Chart and figure data:
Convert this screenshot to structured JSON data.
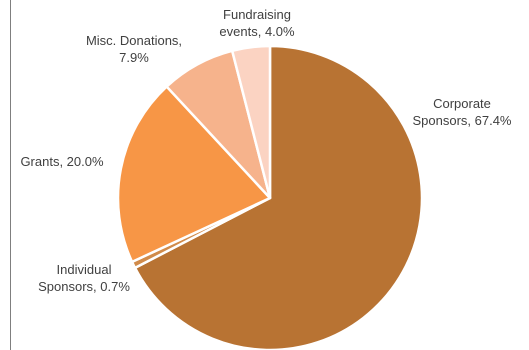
{
  "chart_data": {
    "type": "pie",
    "start_angle_deg": -90,
    "direction": "clockwise",
    "slices": [
      {
        "label_lines": [
          "Corporate",
          "Sponsors, 67.4%"
        ],
        "value": 67.4,
        "color": "#b87333"
      },
      {
        "label_lines": [
          "Individual",
          "Sponsors, 0.7%"
        ],
        "value": 0.7,
        "color": "#d18b4a"
      },
      {
        "label_lines": [
          "Grants, 20.0%"
        ],
        "value": 20.0,
        "color": "#f79646"
      },
      {
        "label_lines": [
          "Misc. Donations,",
          "7.9%"
        ],
        "value": 7.9,
        "color": "#f6b38c"
      },
      {
        "label_lines": [
          "Fundraising",
          "events, 4.0%"
        ],
        "value": 4.0,
        "color": "#fbd3c2"
      }
    ],
    "legend": "none",
    "grid": false
  }
}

Exercise requirements: Copy each line of the listing that includes "color".

Exercise result:
        "color": "#b87333"
        "color": "#d18b4a"
        "color": "#f79646"
        "color": "#f6b38c"
        "color": "#fbd3c2"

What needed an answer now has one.